Testo fornito
"""
# Object Detection con YOLOv3 in PyTorch

In questo notebook useremo un'implementazione PyTorch di YOLOv3. La documentazione originale si può trovare sul sito https://pjreddie.com/darknet/yolo/.


## 1. Carichiamo i pesi
L'autore mette a disposizione l'insieme dei pesi preaddestrati sul [Common Object Contest (COCO) datase](cocodataset.org).

Per prima cosa otteniamo i pesi.

In [1]:
!wget https://pjreddie.com/media/files/yolov3.weights -O ./yolov3.weights

--2022-04-07 14:42:03--  https://pjreddie.com/media/files/yolov3.weights
Risoluzione di pjreddie.com (pjreddie.com)... 128.208.4.108
Connessione a pjreddie.com (pjreddie.com)|128.208.4.108|:443... connesso.
Richiesta HTTP inviata, in attesa di risposta... 200 OK
Lunghezza: 248007048 (237M) [application/octet-stream]
Salvataggio in: «./yolov3.weights»


2022-04-07 14:42:28 (10,3 MB/s) - «./yolov3.weights» salvato [248007048/248007048]



## Inizializziamo il modello

Il codice che implementa l'achitettura si trova nella directory `yolo_pytorch`. Date un'occhiata all'implementazione e cercate di capire com'è strutturata l'architettura. 


L'implementazione utilizzata è basata su quella di Ultralytics, disponibile su https://github.com/ultralytics/yolov3.
"""
Obiettivi
1 > Secondo il testo su YOLOv3 in PyTorch, in quale directory si trova il codice che implementa l'architettura?
2 > Riporta fedelmente la parte del testo su YOLOv3 in PyTorch che si apre con le parole contenenti "Il codice che" e si chiude con "com'è strutturata l'architettura.".
3 > Prosegui il testo su YOLOv3 in PyTorch dal punto in cui si interrompe.
I record non hanno alcun ruolo in questo lavoro.

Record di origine
"""
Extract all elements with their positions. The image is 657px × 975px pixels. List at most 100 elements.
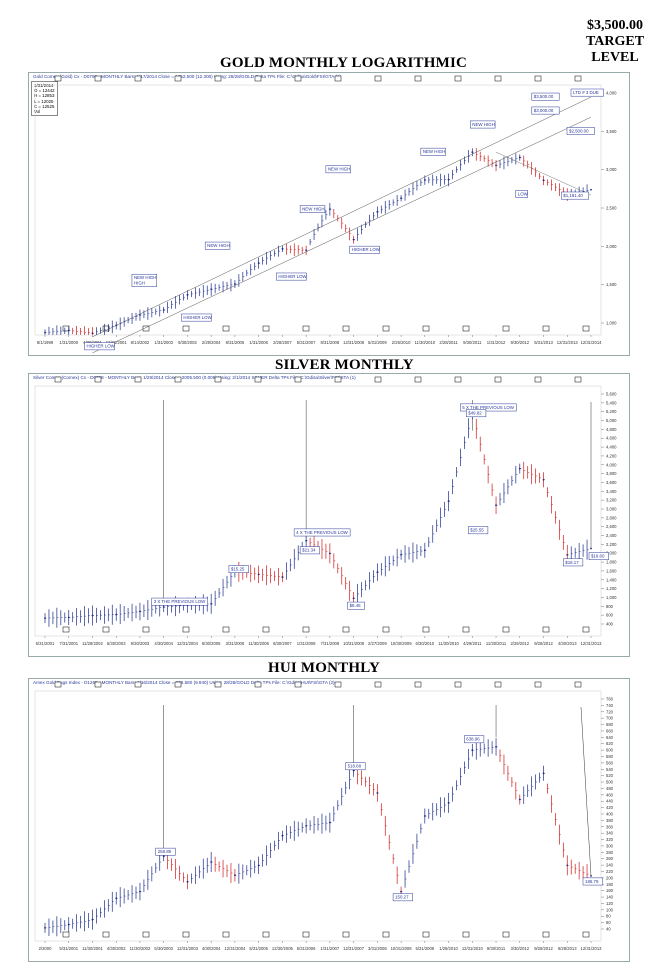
cycle-marker-top bbox=[54, 75, 62, 82]
ann-ltd-due-box bbox=[570, 88, 604, 97]
cycle-marker-bottom bbox=[422, 325, 430, 332]
y-tick-label: 420 bbox=[606, 805, 614, 810]
ann-price: $49.82 bbox=[468, 411, 482, 416]
ann-higher-low: HIGHER LOW bbox=[183, 315, 212, 320]
ann-price-box bbox=[468, 526, 489, 535]
data-point bbox=[139, 890, 141, 893]
cycle-marker-top bbox=[134, 376, 142, 383]
data-point bbox=[210, 602, 213, 605]
cycle-marker-bottom bbox=[342, 325, 350, 332]
cycle-marker-bottom bbox=[142, 931, 150, 938]
ann-new-high-box bbox=[204, 241, 231, 250]
cycle-marker-top bbox=[294, 376, 302, 383]
x-tick-label: 10/31/2008 bbox=[391, 946, 413, 951]
gold-ohlc-box: 1/31/2014 O = 12442 H = 12853 L = 12025 … bbox=[31, 81, 58, 117]
plot-area bbox=[34, 385, 602, 637]
data-point bbox=[91, 332, 94, 335]
ann-price-box bbox=[228, 565, 249, 573]
cycle-marker-bottom bbox=[182, 325, 190, 332]
cycle-marker-bottom bbox=[302, 931, 310, 938]
cycle-marker-bottom bbox=[462, 626, 470, 633]
data-point bbox=[518, 156, 521, 159]
gold-chart-header: Gold Comex (Gold) Cx - D0798 - MONTHLY B… bbox=[33, 74, 341, 79]
data-point bbox=[447, 178, 450, 181]
data-point bbox=[471, 749, 474, 752]
cycle-marker-top bbox=[534, 681, 542, 688]
cycle-marker-top bbox=[494, 75, 502, 82]
ann-price-box bbox=[466, 409, 487, 418]
y-tick-label: 1,600 bbox=[606, 568, 617, 573]
data-point bbox=[210, 861, 213, 863]
data-point bbox=[590, 188, 592, 191]
ann-price-box bbox=[582, 877, 603, 886]
cycle-marker-top bbox=[94, 376, 102, 383]
x-tick-label: 4/30/2013 bbox=[558, 641, 577, 646]
y-tick-label: 3,200 bbox=[606, 498, 617, 503]
x-tick-label: 1/31/2003 bbox=[154, 340, 173, 345]
x-tick-label: 12/31/2004 bbox=[177, 641, 199, 646]
cycle-marker-bottom bbox=[222, 626, 230, 633]
x-tick-label: 9/30/2012 bbox=[510, 340, 529, 345]
cycle-marker-bottom bbox=[582, 626, 590, 633]
cycle-marker-bottom bbox=[302, 626, 310, 633]
x-tick-label: 11/30/2011 bbox=[486, 641, 507, 646]
x-tick-label: 8/31/2005 bbox=[226, 340, 245, 345]
x-tick-label: 5/31/2005 bbox=[249, 946, 268, 951]
x-tick-label: 5/31/2007 bbox=[297, 340, 316, 345]
cycle-marker-top bbox=[214, 376, 222, 383]
x-tick-label: 8/31/2008 bbox=[321, 340, 340, 345]
ann-target-3500-box bbox=[531, 92, 560, 101]
cycle-marker-top bbox=[494, 376, 502, 383]
x-tick-label: 5/30/2003 bbox=[154, 946, 173, 951]
cycle-marker-top bbox=[174, 75, 182, 82]
cycle-marker-bottom bbox=[382, 325, 390, 332]
ann-new-high: NEW HIGH bbox=[472, 122, 494, 127]
y-tick-label: 260 bbox=[606, 856, 614, 861]
x-tick-label: 5/31/2001 bbox=[36, 641, 55, 646]
ann-higher-low: HIGHER LOW bbox=[278, 274, 307, 279]
y-tick-label: 4,400 bbox=[606, 445, 617, 450]
x-tick-label: 8/1/1999 bbox=[37, 340, 54, 345]
trend-channel-upper bbox=[92, 96, 592, 338]
cycle-marker-bottom bbox=[502, 626, 510, 633]
ohlc-line: L = 12025 bbox=[34, 98, 54, 104]
data-point bbox=[328, 821, 331, 824]
ohlc-line: C = 12525 bbox=[34, 103, 55, 109]
y-tick-label: 760 bbox=[606, 697, 614, 702]
y-tick-label: 720 bbox=[606, 709, 614, 714]
data-point bbox=[139, 314, 141, 316]
cycle-marker-bottom bbox=[462, 325, 470, 332]
data-point bbox=[67, 923, 70, 926]
ann-new-high-box bbox=[420, 147, 446, 156]
data-point bbox=[186, 294, 189, 296]
x-tick-label: 6/28/2013 bbox=[558, 946, 577, 951]
data-point bbox=[376, 571, 379, 574]
x-tick-label: 4/30/2002 bbox=[107, 946, 126, 951]
ann-price-box bbox=[588, 552, 609, 560]
y-tick-label: 3,600 bbox=[606, 480, 617, 485]
cycle-marker-bottom bbox=[462, 931, 470, 938]
cycle-marker-bottom bbox=[342, 626, 350, 633]
y-tick-label: 2,200 bbox=[606, 542, 617, 547]
data-point bbox=[162, 309, 165, 311]
data-point bbox=[328, 552, 331, 555]
data-point bbox=[328, 208, 331, 211]
cycle-marker-bottom bbox=[542, 626, 550, 633]
cycle-marker-bottom bbox=[262, 931, 270, 938]
data-point bbox=[67, 329, 70, 332]
ann-price: $8.45 bbox=[350, 603, 362, 608]
ann-low: LOW bbox=[518, 191, 529, 196]
ann-new-high-box bbox=[325, 165, 351, 174]
cycle-marker-top bbox=[214, 75, 222, 82]
x-tick-label: 12/31/2014 bbox=[581, 340, 603, 345]
cycle-marker-top bbox=[254, 681, 262, 688]
ann-4x-low: 4 X THE PREVIOUS LOW bbox=[296, 530, 348, 535]
ohlc-line: Vol bbox=[34, 109, 41, 115]
cycle-marker-bottom bbox=[142, 325, 150, 332]
y-tick-label: 620 bbox=[606, 741, 614, 746]
y-tick-label: 540 bbox=[606, 767, 614, 772]
cycle-marker-bottom bbox=[102, 931, 110, 938]
x-tick-label: 6/30/2005 bbox=[202, 641, 221, 646]
ann-ltd-due: LTD # 3 DUE bbox=[573, 90, 599, 95]
cycle-marker-top bbox=[574, 75, 582, 82]
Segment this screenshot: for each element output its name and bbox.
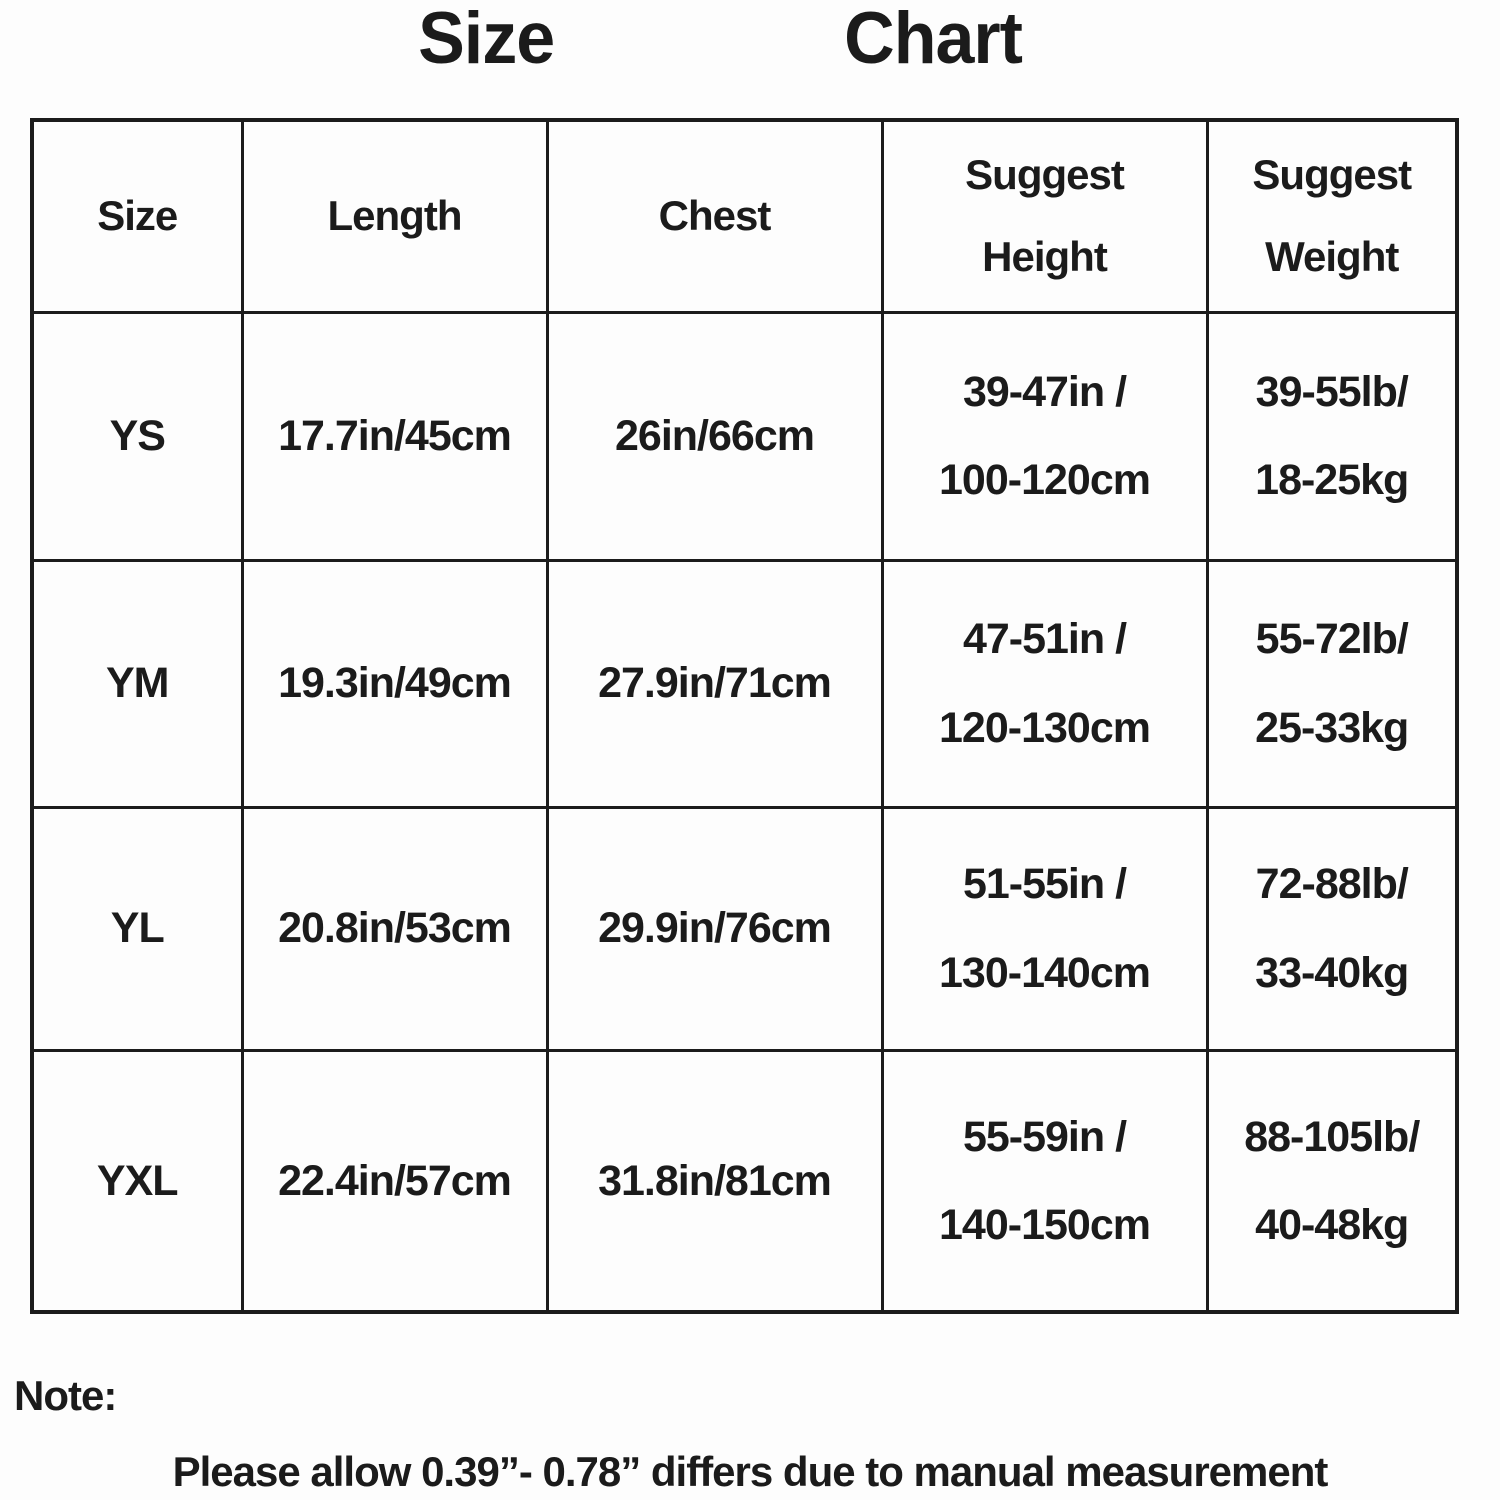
chest-cell: 31.8in/81cm [545,1048,884,1314]
table-row: YXL 22.4in/57cm 31.8in/81cm 55-59in / 14… [30,1048,1459,1314]
length-cell: 19.3in/49cm [240,558,549,809]
size-cell: YS [30,310,244,562]
table-header-row: Size Length Chest Suggest Height Suggest… [30,118,1459,314]
chest-cell: 27.9in/71cm [545,558,884,809]
suggest-height-cell: 51-55in / 130-140cm [880,805,1209,1052]
suggest-weight-cell: 39-55lb/ 18-25kg [1205,310,1459,562]
table-row: YM 19.3in/49cm 27.9in/71cm 47-51in / 120… [30,558,1459,809]
size-cell: YXL [30,1048,244,1314]
header-cell-length: Length [240,118,549,314]
header-cell-size: Size [30,118,244,314]
size-chart-table: Size Length Chest Suggest Height Suggest… [30,118,1459,1314]
size-cell: YL [30,805,244,1052]
header-cell-suggest-height: Suggest Height [880,118,1209,314]
page-title-word-size: Size [418,0,555,79]
size-cell: YM [30,558,244,809]
page-title: Size Chart [0,0,1440,80]
table-row: YL 20.8in/53cm 29.9in/76cm 51-55in / 130… [30,805,1459,1052]
chest-cell: 26in/66cm [545,310,884,562]
header-cell-chest: Chest [545,118,884,314]
header-cell-suggest-weight: Suggest Weight [1205,118,1459,314]
suggest-weight-cell: 88-105lb/ 40-48kg [1205,1048,1459,1314]
page-title-word-chart: Chart [844,0,1023,79]
chest-cell: 29.9in/76cm [545,805,884,1052]
note-text: Please allow 0.39”- 0.78” differs due to… [172,1448,1329,1495]
note-label: Note: [14,1372,117,1419]
suggest-height-cell: 39-47in / 100-120cm [880,310,1209,562]
suggest-height-cell: 55-59in / 140-150cm [880,1048,1209,1314]
length-cell: 20.8in/53cm [240,805,549,1052]
length-cell: 22.4in/57cm [240,1048,549,1314]
suggest-weight-cell: 55-72lb/ 25-33kg [1205,558,1459,809]
suggest-height-cell: 47-51in / 120-130cm [880,558,1209,809]
length-cell: 17.7in/45cm [240,310,549,562]
suggest-weight-cell: 72-88lb/ 33-40kg [1205,805,1459,1052]
table-row: YS 17.7in/45cm 26in/66cm 39-47in / 100-1… [30,310,1459,562]
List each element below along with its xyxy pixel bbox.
"""
Risultati per attività
1 > Nella directory `yolo_pytorch`.

2 >
Il codice che implementa l'achitettura si trova nella directory `yolo_pytorch`. Date un'occhiata all'implementazione e cercate di capire com'è strutturata l'architettura.

3 >
In [2]:
import os
import sys
import random

os.environ['CUDA_VISIBLE_DEVICES'] = '3'

In [4]:
import yolo_pytorch.models as models
from yolo_pytorch.utils.utils import *


import torch
import torchvision.transforms as transforms

import cv2
from PIL import Image, ImageFont, ImageDraw, ImageEnhance

print("Using PyTorch", torch.__version__)

# Set up model
model_config = 'yolo_pytorch/yolov3.cfg'
img_size = 416
weights = "./yolov3.weights"

model = models.Darknet(model_config, img_size)
# Use GPU if available
if torch.cuda.is_available():
    model.cuda()
models.load_darknet_weights(model, weights)
print(model)

  Referenced from: /Users/beppe/opt/anaconda3/envs/ptc/lib/python3.9/site-packages/torchvision/image.so
  Expected in: /Users/beppe/opt/anaconda3/envs/ptc/lib/python3.9/site-packages/torch/lib/libtorch_cpu.dylib
  warn(f"Failed to load image Python extension: {e}")


Using PyTorch 1.9.0.post2
Darknet(
  (module_list): ModuleList(
    (0): Sequential(
      (conv_0): Conv2d(3, 32, kernel_size=(3, 3), stride=(1, 1), padding=(1, 1), bias=False)
      (batch_norm_0): BatchNorm2d(32, eps=1e-05, momentum=0.1, affine=True, track_running_stats=True)
      (leaky_0): LeakyReLU(negative_slope=0.1)
    )
    (1): Sequential(
      (conv_1): Conv2d(32, 64, kernel_size=(3, 3), stride=(2, 2), padding=(1, 1), bias=False)
      (batch_norm_1): BatchNorm2d(64, eps=1e-05, momentum=0.1, affine=True, track_running_stats=True)
      (leaky_1): LeakyReLU(negative_slope=0.1)
    )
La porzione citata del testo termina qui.